*WHAT TO WORK ON:* Extract every line of the rows below word for word, and leave the pictures out of your answer.

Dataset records
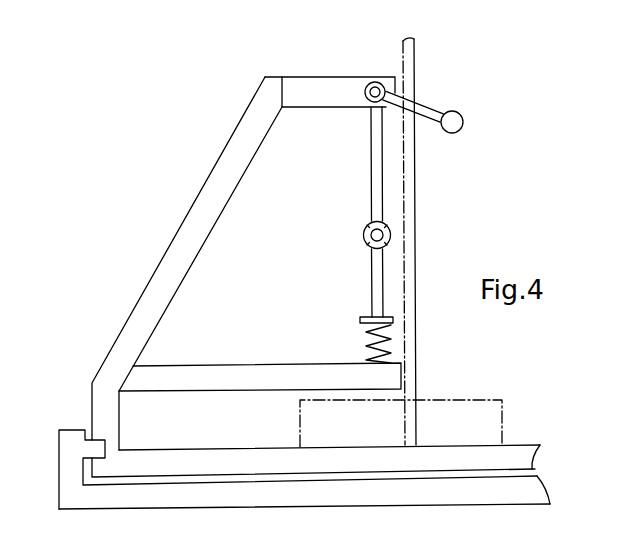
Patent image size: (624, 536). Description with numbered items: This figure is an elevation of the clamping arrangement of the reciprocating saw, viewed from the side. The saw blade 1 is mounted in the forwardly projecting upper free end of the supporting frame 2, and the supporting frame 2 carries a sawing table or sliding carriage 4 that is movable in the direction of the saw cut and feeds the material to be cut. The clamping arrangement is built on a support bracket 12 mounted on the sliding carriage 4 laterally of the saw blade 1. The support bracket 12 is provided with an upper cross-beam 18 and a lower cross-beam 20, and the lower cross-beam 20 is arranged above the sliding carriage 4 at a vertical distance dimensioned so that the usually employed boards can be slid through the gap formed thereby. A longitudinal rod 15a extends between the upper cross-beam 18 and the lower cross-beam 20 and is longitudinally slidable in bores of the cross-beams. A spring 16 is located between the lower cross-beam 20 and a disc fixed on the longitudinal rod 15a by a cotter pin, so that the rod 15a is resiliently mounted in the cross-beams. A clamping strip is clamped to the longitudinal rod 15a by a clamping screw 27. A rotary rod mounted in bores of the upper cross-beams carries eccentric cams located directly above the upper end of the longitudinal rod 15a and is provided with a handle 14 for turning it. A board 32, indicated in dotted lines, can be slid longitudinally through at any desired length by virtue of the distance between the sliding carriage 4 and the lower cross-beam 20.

The saw blade 1 is at (414, 63).
The supporting frame 2 is at (70, 428).
The sliding carriage 4 is at (507, 457).
The support bracket 12 is at (197, 193).
The handle 14 is at (429, 107).
The longitudinal rod 15a is at (370, 170).
The spring 16 is at (368, 333).
The upper cross-beam 18 is at (318, 76).
The lower cross-beam 20 is at (185, 366).
The clamping screw 27 is at (363, 235).
The board 32 is at (450, 420).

*FINISHED EXERCISE:*
Patent image size: (624, 536). Description with numbered items: This figure is an elevation of the clamping arrangement of the reciprocating saw, viewed from the side. The saw blade 1 is mounted in the forwardly projecting upper free end of the supporting frame 2, and the supporting frame 2 carries a sawing table or sliding carriage 4 that is movable in the direction of the saw cut and feeds the material to be cut. The clamping arrangement is built on a support bracket 12 mounted on the sliding carriage 4 laterally of the saw blade 1. The support bracket 12 is provided with an upper cross-beam 18 and a lower cross-beam 20, and the lower cross-beam 20 is arranged above the sliding carriage 4 at a vertical distance dimensioned so that the usually employed boards can be slid through the gap formed thereby. A longitudinal rod 15a extends between the upper cross-beam 18 and the lower cross-beam 20 and is longitudinally slidable in bores of the cross-beams. A spring 16 is located between the lower cross-beam 20 and a disc fixed on the longitudinal rod 15a by a cotter pin, so that the rod 15a is resiliently mounted in the cross-beams. A clamping strip is clamped to the longitudinal rod 15a by a clamping screw 27. A rotary rod mounted in bores of the upper cross-beams carries eccentric cams located directly above the upper end of the longitudinal rod 15a and is provided with a handle 14 for turning it. A board 32, indicated in dotted lines, can be slid longitudinally through at any desired length by virtue of the distance between the sliding carriage 4 and the lower cross-beam 20.

The saw blade 1 is at (414, 63).
The supporting frame 2 is at (70, 428).
The sliding carriage 4 is at (507, 457).
The support bracket 12 is at (197, 193).
The handle 14 is at (429, 107).
The longitudinal rod 15a is at (370, 170).
The spring 16 is at (368, 333).
The upper cross-beam 18 is at (318, 76).
The lower cross-beam 20 is at (185, 366).
The clamping screw 27 is at (363, 235).
The board 32 is at (450, 420).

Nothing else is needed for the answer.